[The request] Pick out each line containing the string "está" and copy it.

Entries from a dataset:
=-=-=-=-=

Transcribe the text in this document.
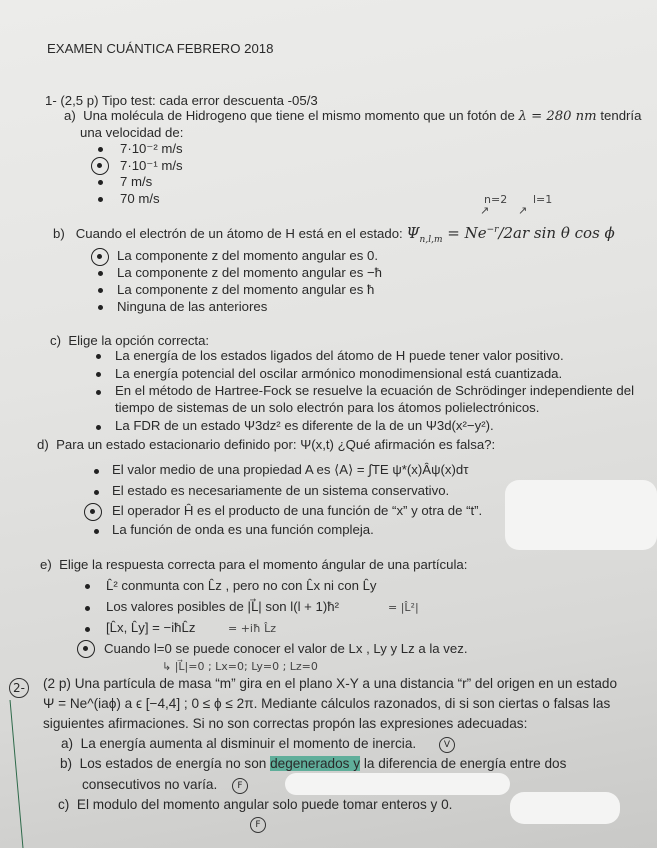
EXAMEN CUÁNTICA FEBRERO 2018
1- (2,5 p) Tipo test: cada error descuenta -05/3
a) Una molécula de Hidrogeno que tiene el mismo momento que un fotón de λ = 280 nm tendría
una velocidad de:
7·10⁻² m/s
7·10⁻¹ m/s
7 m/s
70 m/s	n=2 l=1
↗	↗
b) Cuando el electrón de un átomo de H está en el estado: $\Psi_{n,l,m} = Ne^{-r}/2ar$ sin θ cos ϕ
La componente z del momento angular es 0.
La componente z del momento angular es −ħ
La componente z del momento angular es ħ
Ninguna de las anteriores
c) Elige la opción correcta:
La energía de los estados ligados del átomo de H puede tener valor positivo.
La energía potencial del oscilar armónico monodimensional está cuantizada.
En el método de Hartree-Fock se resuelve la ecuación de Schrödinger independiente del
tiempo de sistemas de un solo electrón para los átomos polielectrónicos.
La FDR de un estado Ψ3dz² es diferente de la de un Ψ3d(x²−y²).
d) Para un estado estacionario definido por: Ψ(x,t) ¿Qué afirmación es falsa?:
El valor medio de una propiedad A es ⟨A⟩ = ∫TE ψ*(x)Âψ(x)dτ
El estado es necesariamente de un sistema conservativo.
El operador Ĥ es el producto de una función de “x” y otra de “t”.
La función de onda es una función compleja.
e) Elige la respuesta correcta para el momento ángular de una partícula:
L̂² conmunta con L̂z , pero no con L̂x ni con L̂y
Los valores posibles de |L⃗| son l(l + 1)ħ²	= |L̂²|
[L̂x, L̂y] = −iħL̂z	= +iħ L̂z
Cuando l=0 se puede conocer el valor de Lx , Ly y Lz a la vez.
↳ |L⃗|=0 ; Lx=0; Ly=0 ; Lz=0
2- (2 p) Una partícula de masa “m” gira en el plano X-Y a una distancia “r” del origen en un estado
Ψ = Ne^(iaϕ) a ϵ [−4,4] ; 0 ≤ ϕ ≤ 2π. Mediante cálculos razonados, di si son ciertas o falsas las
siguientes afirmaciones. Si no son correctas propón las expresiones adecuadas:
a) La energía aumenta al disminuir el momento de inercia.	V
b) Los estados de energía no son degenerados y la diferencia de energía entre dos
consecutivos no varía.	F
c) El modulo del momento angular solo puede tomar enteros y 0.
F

=-=-=-=-=

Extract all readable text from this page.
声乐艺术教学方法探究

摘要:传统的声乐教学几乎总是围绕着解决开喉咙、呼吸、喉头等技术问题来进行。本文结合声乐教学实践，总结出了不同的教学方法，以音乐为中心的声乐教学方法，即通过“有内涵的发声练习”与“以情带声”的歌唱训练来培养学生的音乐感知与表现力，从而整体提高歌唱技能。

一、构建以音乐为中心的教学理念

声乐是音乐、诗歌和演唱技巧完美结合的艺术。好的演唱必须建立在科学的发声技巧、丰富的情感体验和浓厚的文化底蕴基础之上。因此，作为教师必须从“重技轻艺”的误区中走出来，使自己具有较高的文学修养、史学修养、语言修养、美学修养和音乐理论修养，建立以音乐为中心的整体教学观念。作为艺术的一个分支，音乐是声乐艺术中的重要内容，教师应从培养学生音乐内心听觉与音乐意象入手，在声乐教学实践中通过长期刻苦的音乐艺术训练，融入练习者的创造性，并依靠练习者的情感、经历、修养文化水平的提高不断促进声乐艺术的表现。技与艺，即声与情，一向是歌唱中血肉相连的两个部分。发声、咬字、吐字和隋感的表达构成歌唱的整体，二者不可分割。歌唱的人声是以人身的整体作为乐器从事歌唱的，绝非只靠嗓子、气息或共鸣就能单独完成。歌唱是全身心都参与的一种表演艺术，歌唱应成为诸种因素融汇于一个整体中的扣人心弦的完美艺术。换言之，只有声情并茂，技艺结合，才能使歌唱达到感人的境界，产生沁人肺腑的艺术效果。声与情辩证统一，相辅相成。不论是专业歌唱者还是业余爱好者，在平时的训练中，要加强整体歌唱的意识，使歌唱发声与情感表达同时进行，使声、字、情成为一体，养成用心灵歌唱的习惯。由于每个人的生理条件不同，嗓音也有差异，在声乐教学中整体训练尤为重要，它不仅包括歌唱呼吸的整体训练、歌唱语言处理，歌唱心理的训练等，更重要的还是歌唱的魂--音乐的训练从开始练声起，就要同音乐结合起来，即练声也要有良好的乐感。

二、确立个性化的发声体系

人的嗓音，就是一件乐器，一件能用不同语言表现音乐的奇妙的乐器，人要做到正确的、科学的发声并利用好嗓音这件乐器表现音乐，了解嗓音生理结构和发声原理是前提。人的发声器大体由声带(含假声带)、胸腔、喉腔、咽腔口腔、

=-=-=-=-=

[Output below]
b) Cuando el electrón de un átomo de H está en el estado: $\Psi_{n,l,m} = Ne^{-r}/2ar$ sin θ cos ϕ
La energía potencial del oscilar armónico monodimensional está cuantizada.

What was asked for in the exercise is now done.